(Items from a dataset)
——
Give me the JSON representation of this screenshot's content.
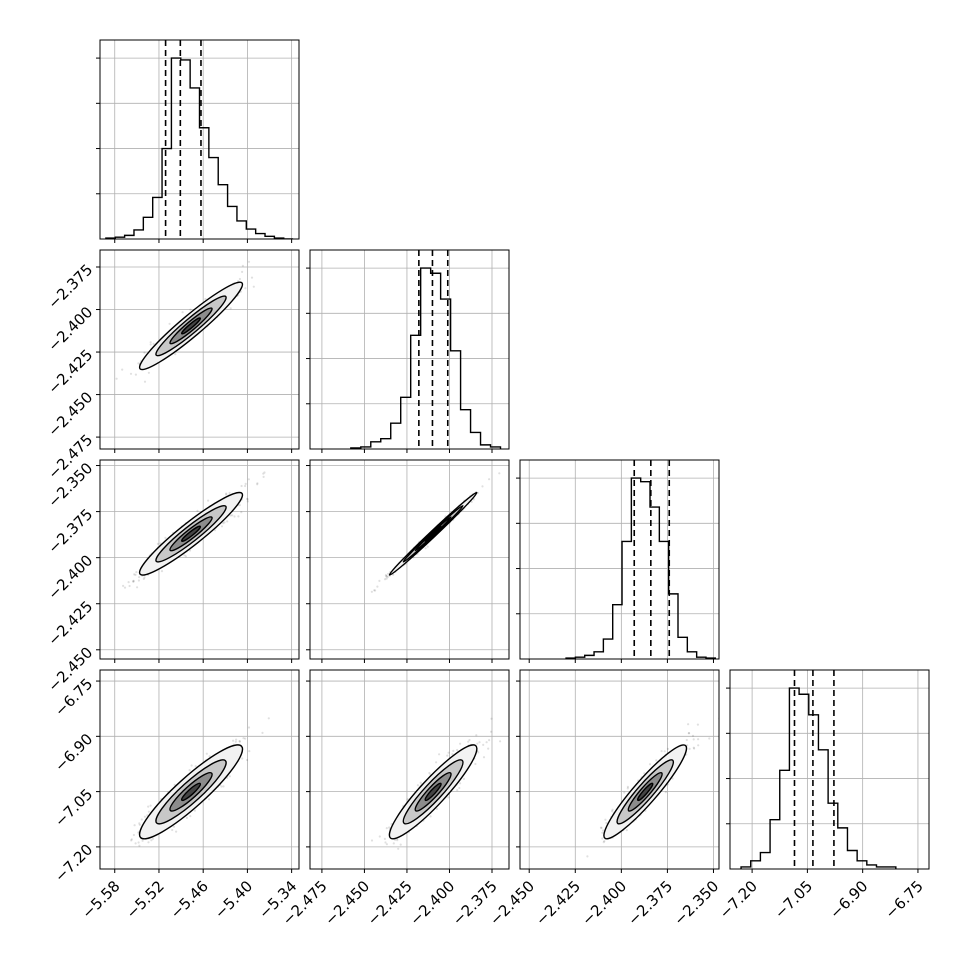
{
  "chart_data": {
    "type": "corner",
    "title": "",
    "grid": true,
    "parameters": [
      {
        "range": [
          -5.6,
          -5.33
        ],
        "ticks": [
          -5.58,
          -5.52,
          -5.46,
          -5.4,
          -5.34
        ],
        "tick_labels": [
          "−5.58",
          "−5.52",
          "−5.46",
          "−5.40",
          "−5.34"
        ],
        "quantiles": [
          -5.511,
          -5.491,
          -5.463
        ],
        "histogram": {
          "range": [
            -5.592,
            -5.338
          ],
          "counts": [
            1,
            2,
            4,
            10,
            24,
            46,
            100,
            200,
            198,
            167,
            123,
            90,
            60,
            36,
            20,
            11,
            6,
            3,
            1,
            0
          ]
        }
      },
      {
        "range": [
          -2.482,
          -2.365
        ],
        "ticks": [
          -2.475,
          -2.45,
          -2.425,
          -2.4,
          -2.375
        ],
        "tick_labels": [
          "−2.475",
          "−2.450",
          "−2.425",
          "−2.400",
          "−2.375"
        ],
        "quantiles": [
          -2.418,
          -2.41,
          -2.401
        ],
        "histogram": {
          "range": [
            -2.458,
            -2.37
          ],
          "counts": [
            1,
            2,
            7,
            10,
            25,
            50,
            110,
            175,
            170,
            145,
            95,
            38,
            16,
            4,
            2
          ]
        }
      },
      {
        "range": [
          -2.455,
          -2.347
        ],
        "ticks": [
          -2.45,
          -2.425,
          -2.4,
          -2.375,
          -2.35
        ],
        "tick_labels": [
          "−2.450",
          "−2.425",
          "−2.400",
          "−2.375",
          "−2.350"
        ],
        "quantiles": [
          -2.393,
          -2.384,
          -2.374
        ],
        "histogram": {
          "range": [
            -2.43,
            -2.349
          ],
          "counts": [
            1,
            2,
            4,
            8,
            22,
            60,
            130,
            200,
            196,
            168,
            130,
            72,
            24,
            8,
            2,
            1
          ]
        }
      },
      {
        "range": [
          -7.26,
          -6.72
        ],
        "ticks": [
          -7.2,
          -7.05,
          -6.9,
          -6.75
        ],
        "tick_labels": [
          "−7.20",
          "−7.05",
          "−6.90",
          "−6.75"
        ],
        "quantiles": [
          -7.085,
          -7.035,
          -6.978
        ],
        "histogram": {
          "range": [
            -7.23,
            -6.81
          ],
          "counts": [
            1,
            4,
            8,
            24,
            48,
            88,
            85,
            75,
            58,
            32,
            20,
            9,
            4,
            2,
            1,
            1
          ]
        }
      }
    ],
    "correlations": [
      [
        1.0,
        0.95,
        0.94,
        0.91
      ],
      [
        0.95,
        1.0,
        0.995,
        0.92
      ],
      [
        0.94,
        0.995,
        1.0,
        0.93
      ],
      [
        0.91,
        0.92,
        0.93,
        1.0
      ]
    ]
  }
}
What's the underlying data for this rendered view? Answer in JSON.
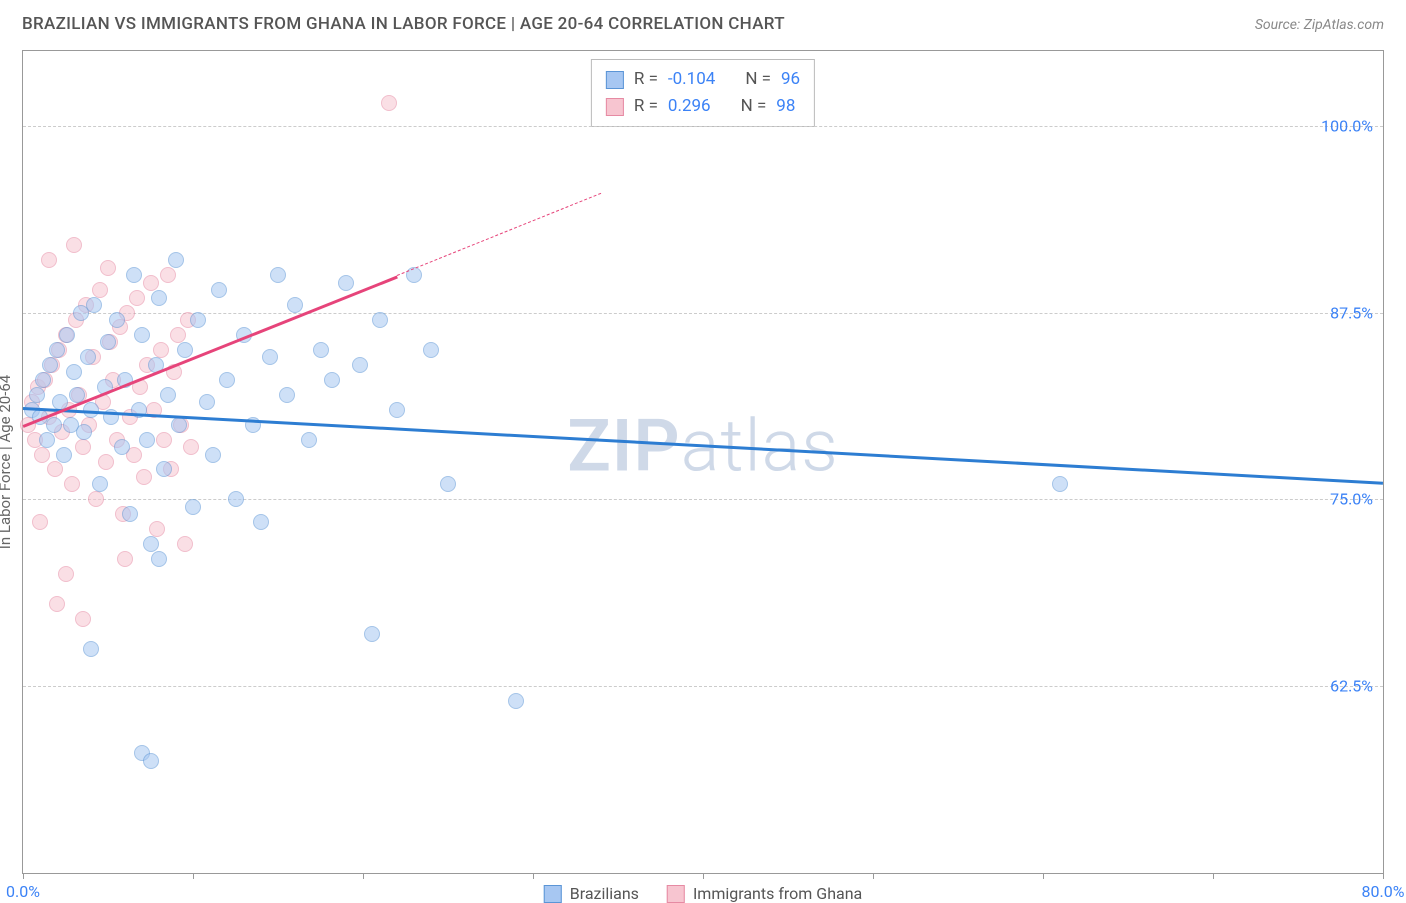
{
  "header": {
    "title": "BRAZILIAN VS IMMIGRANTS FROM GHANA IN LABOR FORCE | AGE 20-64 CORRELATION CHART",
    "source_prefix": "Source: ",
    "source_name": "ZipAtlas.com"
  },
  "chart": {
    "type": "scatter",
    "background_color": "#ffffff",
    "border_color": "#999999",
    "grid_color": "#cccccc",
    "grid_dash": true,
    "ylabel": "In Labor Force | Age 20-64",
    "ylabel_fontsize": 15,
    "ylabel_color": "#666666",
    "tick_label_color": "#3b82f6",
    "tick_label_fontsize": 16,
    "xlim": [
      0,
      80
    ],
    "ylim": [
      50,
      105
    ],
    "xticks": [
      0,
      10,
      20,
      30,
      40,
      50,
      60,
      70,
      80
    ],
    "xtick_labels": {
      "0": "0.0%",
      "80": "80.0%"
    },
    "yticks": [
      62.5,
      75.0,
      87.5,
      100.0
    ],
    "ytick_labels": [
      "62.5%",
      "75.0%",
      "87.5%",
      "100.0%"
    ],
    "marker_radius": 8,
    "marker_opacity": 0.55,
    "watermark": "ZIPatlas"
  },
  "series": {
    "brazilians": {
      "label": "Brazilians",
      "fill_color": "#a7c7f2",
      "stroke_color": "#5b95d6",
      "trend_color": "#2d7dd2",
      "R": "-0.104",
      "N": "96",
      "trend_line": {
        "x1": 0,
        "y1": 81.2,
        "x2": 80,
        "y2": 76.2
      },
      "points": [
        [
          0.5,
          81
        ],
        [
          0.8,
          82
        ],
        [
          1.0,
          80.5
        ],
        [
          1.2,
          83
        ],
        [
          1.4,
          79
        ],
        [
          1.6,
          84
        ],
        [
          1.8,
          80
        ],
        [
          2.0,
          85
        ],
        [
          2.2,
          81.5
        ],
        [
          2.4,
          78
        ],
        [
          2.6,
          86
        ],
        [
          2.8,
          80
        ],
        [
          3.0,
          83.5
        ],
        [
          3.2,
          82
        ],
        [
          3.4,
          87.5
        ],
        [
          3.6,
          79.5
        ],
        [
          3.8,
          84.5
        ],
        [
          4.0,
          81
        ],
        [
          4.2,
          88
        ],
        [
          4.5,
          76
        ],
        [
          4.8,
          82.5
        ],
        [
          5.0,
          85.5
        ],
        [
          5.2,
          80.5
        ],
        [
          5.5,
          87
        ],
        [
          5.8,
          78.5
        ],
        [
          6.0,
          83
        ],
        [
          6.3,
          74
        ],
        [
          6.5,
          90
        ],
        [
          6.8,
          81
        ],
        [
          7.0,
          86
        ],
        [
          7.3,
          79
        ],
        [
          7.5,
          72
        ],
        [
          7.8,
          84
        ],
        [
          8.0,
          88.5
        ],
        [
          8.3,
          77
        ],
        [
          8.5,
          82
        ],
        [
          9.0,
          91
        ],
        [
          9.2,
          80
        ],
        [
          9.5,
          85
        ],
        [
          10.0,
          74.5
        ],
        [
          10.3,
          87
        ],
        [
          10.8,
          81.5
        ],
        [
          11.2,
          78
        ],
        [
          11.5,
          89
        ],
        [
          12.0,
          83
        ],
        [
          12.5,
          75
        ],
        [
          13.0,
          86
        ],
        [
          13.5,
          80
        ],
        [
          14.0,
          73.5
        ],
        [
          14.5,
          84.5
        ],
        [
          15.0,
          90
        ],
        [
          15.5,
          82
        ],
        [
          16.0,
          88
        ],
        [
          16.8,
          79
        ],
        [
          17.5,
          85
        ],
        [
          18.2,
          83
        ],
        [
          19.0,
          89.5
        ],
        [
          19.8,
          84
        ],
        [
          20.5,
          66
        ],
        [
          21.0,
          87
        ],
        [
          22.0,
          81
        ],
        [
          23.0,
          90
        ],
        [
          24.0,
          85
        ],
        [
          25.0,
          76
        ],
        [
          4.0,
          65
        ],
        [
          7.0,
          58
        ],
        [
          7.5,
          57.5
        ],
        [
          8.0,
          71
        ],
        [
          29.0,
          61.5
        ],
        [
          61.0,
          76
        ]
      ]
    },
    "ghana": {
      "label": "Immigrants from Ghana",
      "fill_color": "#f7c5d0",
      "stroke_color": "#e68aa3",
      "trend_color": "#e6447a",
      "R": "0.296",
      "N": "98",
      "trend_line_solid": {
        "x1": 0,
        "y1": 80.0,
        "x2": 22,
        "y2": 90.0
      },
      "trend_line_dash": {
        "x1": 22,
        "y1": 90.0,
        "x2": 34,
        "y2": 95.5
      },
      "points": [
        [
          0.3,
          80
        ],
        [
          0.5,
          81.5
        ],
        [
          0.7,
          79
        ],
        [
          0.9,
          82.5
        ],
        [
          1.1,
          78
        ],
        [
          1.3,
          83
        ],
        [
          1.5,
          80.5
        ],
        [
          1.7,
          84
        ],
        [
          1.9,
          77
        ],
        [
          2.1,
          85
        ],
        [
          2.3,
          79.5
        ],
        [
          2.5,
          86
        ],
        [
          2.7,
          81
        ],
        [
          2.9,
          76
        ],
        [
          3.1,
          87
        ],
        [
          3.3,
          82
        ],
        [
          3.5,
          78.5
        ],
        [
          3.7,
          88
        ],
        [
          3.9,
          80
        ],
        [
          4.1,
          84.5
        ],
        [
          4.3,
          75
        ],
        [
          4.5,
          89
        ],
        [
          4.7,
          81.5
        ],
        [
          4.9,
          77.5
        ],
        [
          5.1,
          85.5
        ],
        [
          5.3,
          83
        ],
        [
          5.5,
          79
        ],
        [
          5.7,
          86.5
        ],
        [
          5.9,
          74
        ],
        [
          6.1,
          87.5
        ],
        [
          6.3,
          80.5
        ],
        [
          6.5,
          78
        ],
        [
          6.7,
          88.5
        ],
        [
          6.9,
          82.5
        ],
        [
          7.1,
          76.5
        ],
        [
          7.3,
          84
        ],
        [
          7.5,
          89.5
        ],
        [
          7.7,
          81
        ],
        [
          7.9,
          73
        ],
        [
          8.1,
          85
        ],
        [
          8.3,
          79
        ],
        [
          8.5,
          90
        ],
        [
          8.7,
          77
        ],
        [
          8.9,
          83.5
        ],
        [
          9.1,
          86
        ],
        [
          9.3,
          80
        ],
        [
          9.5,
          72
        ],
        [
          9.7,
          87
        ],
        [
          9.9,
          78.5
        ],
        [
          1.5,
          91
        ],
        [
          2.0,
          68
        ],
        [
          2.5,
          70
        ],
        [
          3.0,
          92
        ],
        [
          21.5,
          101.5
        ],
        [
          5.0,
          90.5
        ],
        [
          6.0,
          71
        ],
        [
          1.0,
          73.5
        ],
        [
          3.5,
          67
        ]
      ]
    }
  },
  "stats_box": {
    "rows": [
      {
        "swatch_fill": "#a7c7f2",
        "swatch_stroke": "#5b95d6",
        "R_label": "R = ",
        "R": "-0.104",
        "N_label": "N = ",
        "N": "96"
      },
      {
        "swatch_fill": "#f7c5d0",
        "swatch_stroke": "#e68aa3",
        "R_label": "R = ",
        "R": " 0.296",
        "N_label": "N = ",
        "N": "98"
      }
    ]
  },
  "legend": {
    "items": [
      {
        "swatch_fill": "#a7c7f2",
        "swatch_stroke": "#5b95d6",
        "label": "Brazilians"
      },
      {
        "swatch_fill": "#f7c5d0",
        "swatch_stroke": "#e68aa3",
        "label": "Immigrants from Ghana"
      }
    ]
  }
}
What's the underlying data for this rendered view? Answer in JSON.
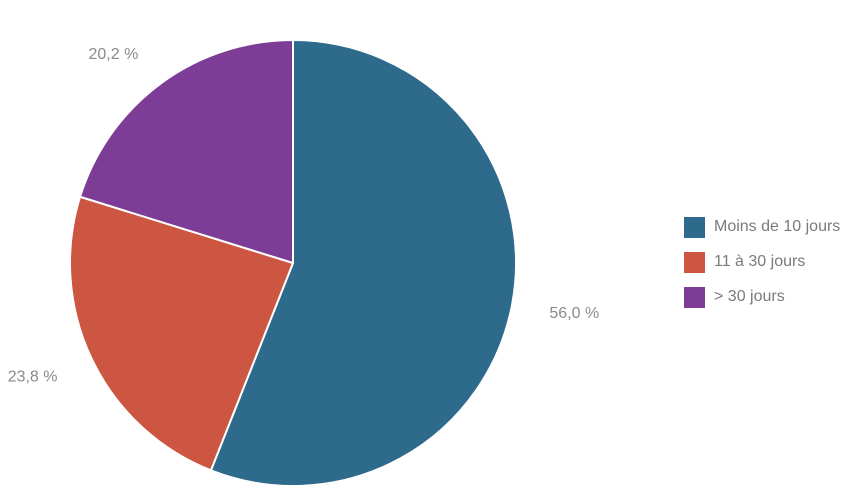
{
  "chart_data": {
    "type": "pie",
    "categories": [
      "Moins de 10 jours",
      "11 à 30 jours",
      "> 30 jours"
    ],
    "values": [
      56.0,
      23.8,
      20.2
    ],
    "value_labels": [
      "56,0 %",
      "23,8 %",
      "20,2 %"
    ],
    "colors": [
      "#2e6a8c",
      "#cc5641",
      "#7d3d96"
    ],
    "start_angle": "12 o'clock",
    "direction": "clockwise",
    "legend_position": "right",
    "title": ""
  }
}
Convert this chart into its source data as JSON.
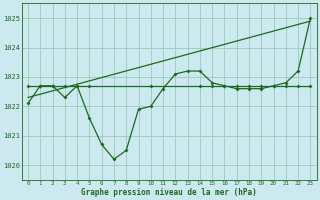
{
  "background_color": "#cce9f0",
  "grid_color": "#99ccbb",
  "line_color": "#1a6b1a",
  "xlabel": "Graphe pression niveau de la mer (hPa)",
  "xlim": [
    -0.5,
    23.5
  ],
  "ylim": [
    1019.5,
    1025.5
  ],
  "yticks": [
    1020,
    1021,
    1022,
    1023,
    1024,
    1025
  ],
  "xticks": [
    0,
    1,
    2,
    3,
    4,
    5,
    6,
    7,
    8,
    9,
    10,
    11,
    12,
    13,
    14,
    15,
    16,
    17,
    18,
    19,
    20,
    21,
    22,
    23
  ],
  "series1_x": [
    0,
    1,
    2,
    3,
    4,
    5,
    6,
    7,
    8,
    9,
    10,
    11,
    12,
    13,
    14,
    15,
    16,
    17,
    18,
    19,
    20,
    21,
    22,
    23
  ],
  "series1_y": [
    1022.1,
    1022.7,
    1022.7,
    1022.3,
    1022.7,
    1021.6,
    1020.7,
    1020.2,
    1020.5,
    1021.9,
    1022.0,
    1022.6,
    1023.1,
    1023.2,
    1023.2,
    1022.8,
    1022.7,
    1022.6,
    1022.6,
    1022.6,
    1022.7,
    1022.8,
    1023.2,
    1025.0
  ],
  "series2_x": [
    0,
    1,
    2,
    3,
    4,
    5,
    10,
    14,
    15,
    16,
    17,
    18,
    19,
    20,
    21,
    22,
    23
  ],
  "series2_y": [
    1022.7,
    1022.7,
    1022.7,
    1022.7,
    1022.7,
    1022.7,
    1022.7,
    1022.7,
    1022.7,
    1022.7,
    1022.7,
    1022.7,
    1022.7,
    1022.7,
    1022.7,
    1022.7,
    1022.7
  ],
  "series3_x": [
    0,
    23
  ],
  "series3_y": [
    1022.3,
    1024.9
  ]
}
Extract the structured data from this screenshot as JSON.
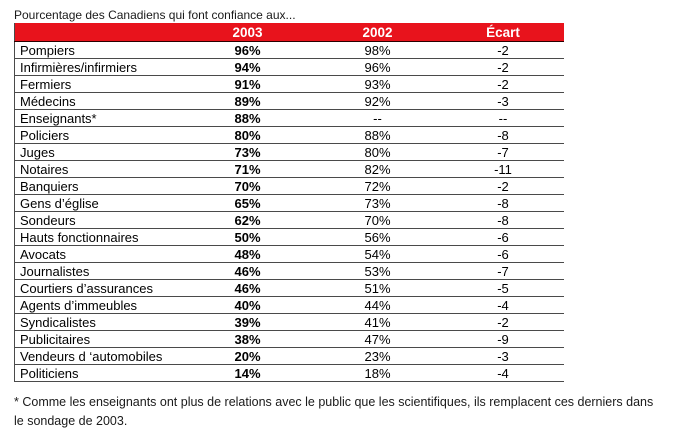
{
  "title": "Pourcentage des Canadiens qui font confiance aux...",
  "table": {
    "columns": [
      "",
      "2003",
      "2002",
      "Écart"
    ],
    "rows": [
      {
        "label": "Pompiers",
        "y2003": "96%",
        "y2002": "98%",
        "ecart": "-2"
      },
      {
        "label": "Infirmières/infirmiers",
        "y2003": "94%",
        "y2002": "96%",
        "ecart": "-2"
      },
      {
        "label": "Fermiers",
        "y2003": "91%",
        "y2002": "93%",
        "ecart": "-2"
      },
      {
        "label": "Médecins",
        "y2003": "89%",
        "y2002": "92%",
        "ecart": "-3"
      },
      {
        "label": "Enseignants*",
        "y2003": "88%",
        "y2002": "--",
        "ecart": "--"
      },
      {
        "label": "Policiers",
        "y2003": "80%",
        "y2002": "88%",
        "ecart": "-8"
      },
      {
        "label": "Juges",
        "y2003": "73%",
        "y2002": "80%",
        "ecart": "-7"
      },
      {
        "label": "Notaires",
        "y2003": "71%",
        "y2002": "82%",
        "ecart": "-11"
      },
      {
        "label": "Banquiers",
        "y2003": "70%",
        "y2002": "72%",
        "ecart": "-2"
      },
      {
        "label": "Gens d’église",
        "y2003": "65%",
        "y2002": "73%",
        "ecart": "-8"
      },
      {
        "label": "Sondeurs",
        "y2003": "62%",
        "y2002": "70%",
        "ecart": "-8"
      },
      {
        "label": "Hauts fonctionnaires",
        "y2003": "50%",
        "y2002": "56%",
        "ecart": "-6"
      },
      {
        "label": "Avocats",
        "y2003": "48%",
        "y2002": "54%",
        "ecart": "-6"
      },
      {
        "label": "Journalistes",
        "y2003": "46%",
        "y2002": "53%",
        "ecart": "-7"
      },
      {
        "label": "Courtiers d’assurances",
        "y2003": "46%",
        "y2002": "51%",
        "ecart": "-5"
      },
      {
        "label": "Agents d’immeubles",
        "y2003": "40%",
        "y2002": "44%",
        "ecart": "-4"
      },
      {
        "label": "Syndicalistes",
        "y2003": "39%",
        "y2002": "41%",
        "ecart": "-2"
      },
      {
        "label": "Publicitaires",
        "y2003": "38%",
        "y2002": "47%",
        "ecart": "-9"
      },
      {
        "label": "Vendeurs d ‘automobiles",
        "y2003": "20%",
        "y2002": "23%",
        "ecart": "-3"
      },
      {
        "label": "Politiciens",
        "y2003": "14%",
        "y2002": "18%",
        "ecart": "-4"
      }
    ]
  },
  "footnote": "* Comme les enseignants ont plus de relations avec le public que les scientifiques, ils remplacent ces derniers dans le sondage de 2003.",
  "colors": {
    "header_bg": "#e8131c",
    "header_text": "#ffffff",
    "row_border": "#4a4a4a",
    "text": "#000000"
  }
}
——
◆ What is expected
From the data above, copy each line where the string "title" appears.

◆ Solution for this exercise
    "title": "",
    "title": "BRAZILIAN VS IMMIGRANTS FROM GHANA IN LABOR FORCE | AGE 20-64 CORRELATION CHART",
    "title": ""
  "title": "Pourcentage des Canadiens qui font confiance aux...",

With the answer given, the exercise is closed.